Task statement :: Wherever the word "Mean" turns up in a line of the entries, copy that line.

Figure data in JSON:

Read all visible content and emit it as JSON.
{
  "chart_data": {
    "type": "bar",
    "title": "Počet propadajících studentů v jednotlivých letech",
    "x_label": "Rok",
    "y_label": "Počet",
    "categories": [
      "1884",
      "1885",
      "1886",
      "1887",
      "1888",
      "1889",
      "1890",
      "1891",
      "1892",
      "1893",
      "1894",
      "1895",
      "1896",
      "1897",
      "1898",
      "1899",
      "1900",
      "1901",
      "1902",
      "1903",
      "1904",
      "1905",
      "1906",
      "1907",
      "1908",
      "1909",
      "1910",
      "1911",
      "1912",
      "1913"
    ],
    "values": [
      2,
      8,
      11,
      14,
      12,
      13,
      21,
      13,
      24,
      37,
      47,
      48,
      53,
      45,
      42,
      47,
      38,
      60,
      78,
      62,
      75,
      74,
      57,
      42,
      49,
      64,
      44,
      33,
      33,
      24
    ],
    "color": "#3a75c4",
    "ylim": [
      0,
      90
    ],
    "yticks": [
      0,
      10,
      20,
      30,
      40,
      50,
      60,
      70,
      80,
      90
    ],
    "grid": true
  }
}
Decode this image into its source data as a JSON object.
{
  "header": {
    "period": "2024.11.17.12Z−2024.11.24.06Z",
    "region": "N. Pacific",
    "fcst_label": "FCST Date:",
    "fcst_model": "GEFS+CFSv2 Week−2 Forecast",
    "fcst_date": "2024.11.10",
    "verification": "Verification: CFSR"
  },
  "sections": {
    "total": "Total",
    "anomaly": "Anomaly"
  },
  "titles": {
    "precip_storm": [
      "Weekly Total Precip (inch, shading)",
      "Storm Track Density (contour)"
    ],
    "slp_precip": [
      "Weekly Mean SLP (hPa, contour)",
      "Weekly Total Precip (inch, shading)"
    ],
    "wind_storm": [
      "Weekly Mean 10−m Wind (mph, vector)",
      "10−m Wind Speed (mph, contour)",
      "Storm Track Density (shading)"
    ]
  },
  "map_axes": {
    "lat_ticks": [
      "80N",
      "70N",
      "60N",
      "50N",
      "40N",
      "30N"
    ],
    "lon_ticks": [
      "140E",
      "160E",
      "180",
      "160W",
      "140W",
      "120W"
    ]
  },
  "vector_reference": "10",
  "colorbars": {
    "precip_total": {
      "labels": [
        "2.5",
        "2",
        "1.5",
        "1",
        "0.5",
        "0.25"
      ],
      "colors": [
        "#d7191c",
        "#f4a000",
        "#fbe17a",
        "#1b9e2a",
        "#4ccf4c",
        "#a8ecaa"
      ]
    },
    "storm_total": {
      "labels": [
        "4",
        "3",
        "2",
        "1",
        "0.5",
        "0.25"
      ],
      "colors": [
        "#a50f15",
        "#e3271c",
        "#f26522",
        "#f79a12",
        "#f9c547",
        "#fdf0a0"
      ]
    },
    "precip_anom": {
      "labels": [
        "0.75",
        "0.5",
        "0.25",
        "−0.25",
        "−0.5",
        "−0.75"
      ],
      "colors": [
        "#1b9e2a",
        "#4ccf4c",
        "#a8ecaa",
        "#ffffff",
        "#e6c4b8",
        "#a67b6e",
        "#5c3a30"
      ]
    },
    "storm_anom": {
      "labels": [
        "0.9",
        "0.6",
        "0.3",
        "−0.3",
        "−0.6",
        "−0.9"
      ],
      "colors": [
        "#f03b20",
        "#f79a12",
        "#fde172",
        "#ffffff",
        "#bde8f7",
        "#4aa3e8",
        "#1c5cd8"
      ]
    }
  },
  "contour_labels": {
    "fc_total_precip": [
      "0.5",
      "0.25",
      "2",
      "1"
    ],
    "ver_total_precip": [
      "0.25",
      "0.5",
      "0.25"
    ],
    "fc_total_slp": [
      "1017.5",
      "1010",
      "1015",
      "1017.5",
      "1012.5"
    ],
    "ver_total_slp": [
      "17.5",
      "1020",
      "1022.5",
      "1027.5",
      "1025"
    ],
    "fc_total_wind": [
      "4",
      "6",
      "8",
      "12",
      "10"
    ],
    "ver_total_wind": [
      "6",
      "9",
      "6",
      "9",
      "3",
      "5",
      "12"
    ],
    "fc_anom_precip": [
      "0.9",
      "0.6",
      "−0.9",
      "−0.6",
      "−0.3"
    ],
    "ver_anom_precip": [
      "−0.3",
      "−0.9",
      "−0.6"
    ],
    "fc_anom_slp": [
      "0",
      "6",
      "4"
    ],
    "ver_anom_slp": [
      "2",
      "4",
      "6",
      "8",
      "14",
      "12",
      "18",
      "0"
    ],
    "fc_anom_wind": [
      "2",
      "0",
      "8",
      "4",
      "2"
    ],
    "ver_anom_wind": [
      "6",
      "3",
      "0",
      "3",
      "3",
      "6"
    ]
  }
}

Task answer ::
      "Weekly Mean SLP (hPa, contour)",
      "Weekly Mean 10−m Wind (mph, vector)",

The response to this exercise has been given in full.